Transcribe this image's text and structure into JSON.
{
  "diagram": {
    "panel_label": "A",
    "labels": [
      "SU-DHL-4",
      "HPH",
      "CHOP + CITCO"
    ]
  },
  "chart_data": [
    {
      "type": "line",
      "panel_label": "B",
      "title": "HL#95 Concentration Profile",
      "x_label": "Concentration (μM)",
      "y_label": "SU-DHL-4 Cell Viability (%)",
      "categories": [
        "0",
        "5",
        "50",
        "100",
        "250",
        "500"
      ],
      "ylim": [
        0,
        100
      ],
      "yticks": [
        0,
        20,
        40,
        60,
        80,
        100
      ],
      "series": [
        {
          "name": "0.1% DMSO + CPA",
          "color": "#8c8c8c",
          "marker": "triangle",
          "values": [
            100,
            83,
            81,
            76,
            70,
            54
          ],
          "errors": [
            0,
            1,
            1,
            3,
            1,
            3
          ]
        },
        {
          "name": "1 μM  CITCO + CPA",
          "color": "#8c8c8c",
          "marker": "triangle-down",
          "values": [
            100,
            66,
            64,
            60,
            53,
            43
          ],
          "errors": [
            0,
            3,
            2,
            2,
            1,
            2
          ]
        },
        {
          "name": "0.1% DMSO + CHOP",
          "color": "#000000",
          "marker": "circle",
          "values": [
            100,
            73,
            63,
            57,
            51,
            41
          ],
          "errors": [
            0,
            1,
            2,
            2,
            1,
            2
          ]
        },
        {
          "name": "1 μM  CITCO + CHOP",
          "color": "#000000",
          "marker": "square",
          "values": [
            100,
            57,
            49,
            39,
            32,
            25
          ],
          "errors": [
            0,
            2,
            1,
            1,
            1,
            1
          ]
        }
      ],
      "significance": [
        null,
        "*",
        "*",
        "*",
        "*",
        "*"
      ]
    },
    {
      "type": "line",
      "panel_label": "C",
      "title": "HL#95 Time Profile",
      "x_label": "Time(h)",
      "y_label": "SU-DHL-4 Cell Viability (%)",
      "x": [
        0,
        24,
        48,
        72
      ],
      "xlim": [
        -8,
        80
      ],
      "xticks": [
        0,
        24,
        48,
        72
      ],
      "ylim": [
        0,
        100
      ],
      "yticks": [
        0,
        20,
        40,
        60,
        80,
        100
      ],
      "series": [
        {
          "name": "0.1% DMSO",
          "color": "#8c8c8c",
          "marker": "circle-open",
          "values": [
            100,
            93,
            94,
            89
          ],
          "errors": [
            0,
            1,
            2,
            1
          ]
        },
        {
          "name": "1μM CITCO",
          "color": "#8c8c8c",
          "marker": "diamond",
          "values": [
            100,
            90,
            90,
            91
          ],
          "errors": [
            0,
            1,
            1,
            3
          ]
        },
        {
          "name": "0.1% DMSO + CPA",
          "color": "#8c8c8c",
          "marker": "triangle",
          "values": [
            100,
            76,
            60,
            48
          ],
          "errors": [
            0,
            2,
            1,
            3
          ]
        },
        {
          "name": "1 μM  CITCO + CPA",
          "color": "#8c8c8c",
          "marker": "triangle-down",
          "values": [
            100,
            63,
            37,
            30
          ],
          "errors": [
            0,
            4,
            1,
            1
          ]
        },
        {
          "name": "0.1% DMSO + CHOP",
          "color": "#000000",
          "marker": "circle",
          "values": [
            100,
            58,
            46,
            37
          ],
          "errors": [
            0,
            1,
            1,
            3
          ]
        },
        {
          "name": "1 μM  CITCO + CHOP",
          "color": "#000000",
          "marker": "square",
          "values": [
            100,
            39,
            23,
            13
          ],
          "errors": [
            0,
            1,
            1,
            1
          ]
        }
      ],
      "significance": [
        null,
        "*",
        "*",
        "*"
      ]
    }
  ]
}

○ ○ ○

### Short problem
Exact output of every entry is required.

### Result of this task
Transcribe this image's text and structure into JSON.
{
  "diagram": {
    "panel_label": "A",
    "labels": [
      "SU-DHL-4",
      "HPH",
      "CHOP + CITCO"
    ]
  },
  "chart_data": [
    {
      "type": "line",
      "panel_label": "B",
      "title": "HL#95 Concentration Profile",
      "x_label": "Concentration (μM)",
      "y_label": "SU-DHL-4 Cell Viability (%)",
      "categories": [
        "0",
        "5",
        "50",
        "100",
        "250",
        "500"
      ],
      "ylim": [
        0,
        100
      ],
      "yticks": [
        0,
        20,
        40,
        60,
        80,
        100
      ],
      "series": [
        {
          "name": "0.1% DMSO + CPA",
          "color": "#8c8c8c",
          "marker": "triangle",
          "values": [
            100,
            83,
            81,
            76,
            70,
            54
          ],
          "errors": [
            0,
            1,
            1,
            3,
            1,
            3
          ]
        },
        {
          "name": "1 μM  CITCO + CPA",
          "color": "#8c8c8c",
          "marker": "triangle-down",
          "values": [
            100,
            66,
            64,
            60,
            53,
            43
          ],
          "errors": [
            0,
            3,
            2,
            2,
            1,
            2
          ]
        },
        {
          "name": "0.1% DMSO + CHOP",
          "color": "#000000",
          "marker": "circle",
          "values": [
            100,
            73,
            63,
            57,
            51,
            41
          ],
          "errors": [
            0,
            1,
            2,
            2,
            1,
            2
          ]
        },
        {
          "name": "1 μM  CITCO + CHOP",
          "color": "#000000",
          "marker": "square",
          "values": [
            100,
            57,
            49,
            39,
            32,
            25
          ],
          "errors": [
            0,
            2,
            1,
            1,
            1,
            1
          ]
        }
      ],
      "significance": [
        null,
        "*",
        "*",
        "*",
        "*",
        "*"
      ]
    },
    {
      "type": "line",
      "panel_label": "C",
      "title": "HL#95 Time Profile",
      "x_label": "Time(h)",
      "y_label": "SU-DHL-4 Cell Viability (%)",
      "x": [
        0,
        24,
        48,
        72
      ],
      "xlim": [
        -8,
        80
      ],
      "xticks": [
        0,
        24,
        48,
        72
      ],
      "ylim": [
        0,
        100
      ],
      "yticks": [
        0,
        20,
        40,
        60,
        80,
        100
      ],
      "series": [
        {
          "name": "0.1% DMSO",
          "color": "#8c8c8c",
          "marker": "circle-open",
          "values": [
            100,
            93,
            94,
            89
          ],
          "errors": [
            0,
            1,
            2,
            1
          ]
        },
        {
          "name": "1μM CITCO",
          "color": "#8c8c8c",
          "marker": "diamond",
          "values": [
            100,
            90,
            90,
            91
          ],
          "errors": [
            0,
            1,
            1,
            3
          ]
        },
        {
          "name": "0.1% DMSO + CPA",
          "color": "#8c8c8c",
          "marker": "triangle",
          "values": [
            100,
            76,
            60,
            48
          ],
          "errors": [
            0,
            2,
            1,
            3
          ]
        },
        {
          "name": "1 μM  CITCO + CPA",
          "color": "#8c8c8c",
          "marker": "triangle-down",
          "values": [
            100,
            63,
            37,
            30
          ],
          "errors": [
            0,
            4,
            1,
            1
          ]
        },
        {
          "name": "0.1% DMSO + CHOP",
          "color": "#000000",
          "marker": "circle",
          "values": [
            100,
            58,
            46,
            37
          ],
          "errors": [
            0,
            1,
            1,
            3
          ]
        },
        {
          "name": "1 μM  CITCO + CHOP",
          "color": "#000000",
          "marker": "square",
          "values": [
            100,
            39,
            23,
            13
          ],
          "errors": [
            0,
            1,
            1,
            1
          ]
        }
      ],
      "significance": [
        null,
        "*",
        "*",
        "*"
      ]
    }
  ]
}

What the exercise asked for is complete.